Repeat all entries exactly.

^^^^^^^^

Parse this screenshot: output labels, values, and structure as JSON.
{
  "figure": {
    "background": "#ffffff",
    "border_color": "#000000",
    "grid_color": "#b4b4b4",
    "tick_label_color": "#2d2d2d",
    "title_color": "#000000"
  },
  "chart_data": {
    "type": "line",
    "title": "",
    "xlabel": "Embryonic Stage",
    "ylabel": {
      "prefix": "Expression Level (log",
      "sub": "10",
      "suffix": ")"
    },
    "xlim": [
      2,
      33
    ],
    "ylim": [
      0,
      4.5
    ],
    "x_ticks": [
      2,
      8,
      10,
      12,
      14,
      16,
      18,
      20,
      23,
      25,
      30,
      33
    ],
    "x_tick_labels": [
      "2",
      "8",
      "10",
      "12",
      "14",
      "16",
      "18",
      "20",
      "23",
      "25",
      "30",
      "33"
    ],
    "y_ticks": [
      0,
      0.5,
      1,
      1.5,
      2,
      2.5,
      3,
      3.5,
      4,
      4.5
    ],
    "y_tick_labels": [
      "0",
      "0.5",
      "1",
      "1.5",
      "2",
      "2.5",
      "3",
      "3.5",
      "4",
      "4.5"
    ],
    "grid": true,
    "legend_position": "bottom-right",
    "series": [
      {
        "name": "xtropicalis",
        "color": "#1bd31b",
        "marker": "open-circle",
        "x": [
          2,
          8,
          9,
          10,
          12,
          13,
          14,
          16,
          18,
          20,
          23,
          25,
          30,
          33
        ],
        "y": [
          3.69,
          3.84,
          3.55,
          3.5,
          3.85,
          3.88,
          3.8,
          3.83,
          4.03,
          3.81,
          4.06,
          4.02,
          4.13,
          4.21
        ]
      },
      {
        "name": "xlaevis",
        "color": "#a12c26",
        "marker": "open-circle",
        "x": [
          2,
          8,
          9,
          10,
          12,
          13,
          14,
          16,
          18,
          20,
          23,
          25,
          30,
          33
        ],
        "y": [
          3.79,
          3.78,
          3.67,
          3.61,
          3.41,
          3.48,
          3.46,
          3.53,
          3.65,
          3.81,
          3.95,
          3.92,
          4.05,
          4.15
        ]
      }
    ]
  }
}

^^^^^^^^

* _COMPLETE RESPONSE_
Parse this screenshot: output labels, values, and structure as JSON.
{
  "figure": {
    "background": "#ffffff",
    "border_color": "#000000",
    "grid_color": "#b4b4b4",
    "tick_label_color": "#2d2d2d",
    "title_color": "#000000"
  },
  "chart_data": {
    "type": "line",
    "title": "",
    "xlabel": "Embryonic Stage",
    "ylabel": {
      "prefix": "Expression Level (log",
      "sub": "10",
      "suffix": ")"
    },
    "xlim": [
      2,
      33
    ],
    "ylim": [
      0,
      4.5
    ],
    "x_ticks": [
      2,
      8,
      10,
      12,
      14,
      16,
      18,
      20,
      23,
      25,
      30,
      33
    ],
    "x_tick_labels": [
      "2",
      "8",
      "10",
      "12",
      "14",
      "16",
      "18",
      "20",
      "23",
      "25",
      "30",
      "33"
    ],
    "y_ticks": [
      0,
      0.5,
      1,
      1.5,
      2,
      2.5,
      3,
      3.5,
      4,
      4.5
    ],
    "y_tick_labels": [
      "0",
      "0.5",
      "1",
      "1.5",
      "2",
      "2.5",
      "3",
      "3.5",
      "4",
      "4.5"
    ],
    "grid": true,
    "legend_position": "bottom-right",
    "series": [
      {
        "name": "xtropicalis",
        "color": "#1bd31b",
        "marker": "open-circle",
        "x": [
          2,
          8,
          9,
          10,
          12,
          13,
          14,
          16,
          18,
          20,
          23,
          25,
          30,
          33
        ],
        "y": [
          3.69,
          3.84,
          3.55,
          3.5,
          3.85,
          3.88,
          3.8,
          3.83,
          4.03,
          3.81,
          4.06,
          4.02,
          4.13,
          4.21
        ]
      },
      {
        "name": "xlaevis",
        "color": "#a12c26",
        "marker": "open-circle",
        "x": [
          2,
          8,
          9,
          10,
          12,
          13,
          14,
          16,
          18,
          20,
          23,
          25,
          30,
          33
        ],
        "y": [
          3.79,
          3.78,
          3.67,
          3.61,
          3.41,
          3.48,
          3.46,
          3.53,
          3.65,
          3.81,
          3.95,
          3.92,
          4.05,
          4.15
        ]
      }
    ]
  }
}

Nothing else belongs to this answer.